— START OF DATASET —

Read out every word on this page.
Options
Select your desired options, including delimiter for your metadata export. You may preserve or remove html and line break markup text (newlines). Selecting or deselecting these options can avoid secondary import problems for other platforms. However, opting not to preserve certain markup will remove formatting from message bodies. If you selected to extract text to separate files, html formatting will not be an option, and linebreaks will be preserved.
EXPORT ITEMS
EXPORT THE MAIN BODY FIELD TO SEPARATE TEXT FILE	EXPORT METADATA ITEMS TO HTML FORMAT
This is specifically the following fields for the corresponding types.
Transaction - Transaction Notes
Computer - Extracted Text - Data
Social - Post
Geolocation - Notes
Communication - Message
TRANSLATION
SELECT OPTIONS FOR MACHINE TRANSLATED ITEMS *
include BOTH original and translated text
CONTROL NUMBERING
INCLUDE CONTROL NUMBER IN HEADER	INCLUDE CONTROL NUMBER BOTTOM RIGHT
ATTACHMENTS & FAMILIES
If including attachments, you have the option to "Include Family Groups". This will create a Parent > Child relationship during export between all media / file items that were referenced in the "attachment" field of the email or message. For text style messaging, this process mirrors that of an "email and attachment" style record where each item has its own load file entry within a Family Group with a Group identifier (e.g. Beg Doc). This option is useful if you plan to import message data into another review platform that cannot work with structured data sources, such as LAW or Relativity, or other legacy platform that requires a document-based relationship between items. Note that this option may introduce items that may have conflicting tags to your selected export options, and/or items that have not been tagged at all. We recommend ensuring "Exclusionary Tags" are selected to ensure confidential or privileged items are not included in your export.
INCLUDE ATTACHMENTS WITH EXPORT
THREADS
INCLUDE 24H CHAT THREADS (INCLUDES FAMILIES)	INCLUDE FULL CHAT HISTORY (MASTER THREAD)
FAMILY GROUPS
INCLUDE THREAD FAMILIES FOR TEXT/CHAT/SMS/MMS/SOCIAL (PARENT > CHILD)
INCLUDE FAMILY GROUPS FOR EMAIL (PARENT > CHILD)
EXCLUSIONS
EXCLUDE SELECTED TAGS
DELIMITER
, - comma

— END OF DATASET —

**WHAT TO PRODUCE:** Your task is to quote all of the data word for word.

**TASK ANSWER:**
Read out every word on this page.
Options
Select your desired options, including delimiter for your metadata export. You may preserve or remove html and line break markup text (newlines). Selecting or deselecting these options can avoid secondary import problems for other platforms. However, opting not to preserve certain markup will remove formatting from message bodies. If you selected to extract text to separate files, html formatting will not be an option, and linebreaks will be preserved.
EXPORT ITEMS
EXPORT THE MAIN BODY FIELD TO SEPARATE TEXT FILE	EXPORT METADATA ITEMS TO HTML FORMAT
This is specifically the following fields for the corresponding types.
Transaction - Transaction Notes
Computer - Extracted Text - Data
Social - Post
Geolocation - Notes
Communication - Message
TRANSLATION
SELECT OPTIONS FOR MACHINE TRANSLATED ITEMS *
include BOTH original and translated text
CONTROL NUMBERING
INCLUDE CONTROL NUMBER IN HEADER	INCLUDE CONTROL NUMBER BOTTOM RIGHT
ATTACHMENTS & FAMILIES
If including attachments, you have the option to "Include Family Groups". This will create a Parent > Child relationship during export between all media / file items that were referenced in the "attachment" field of the email or message. For text style messaging, this process mirrors that of an "email and attachment" style record where each item has its own load file entry within a Family Group with a Group identifier (e.g. Beg Doc). This option is useful if you plan to import message data into another review platform that cannot work with structured data sources, such as LAW or Relativity, or other legacy platform that requires a document-based relationship between items. Note that this option may introduce items that may have conflicting tags to your selected export options, and/or items that have not been tagged at all. We recommend ensuring "Exclusionary Tags" are selected to ensure confidential or privileged items are not included in your export.
INCLUDE ATTACHMENTS WITH EXPORT
THREADS
INCLUDE 24H CHAT THREADS (INCLUDES FAMILIES)	INCLUDE FULL CHAT HISTORY (MASTER THREAD)
FAMILY GROUPS
INCLUDE THREAD FAMILIES FOR TEXT/CHAT/SMS/MMS/SOCIAL (PARENT > CHILD)
INCLUDE FAMILY GROUPS FOR EMAIL (PARENT > CHILD)
EXCLUSIONS
EXCLUDE SELECTED TAGS
DELIMITER
, - comma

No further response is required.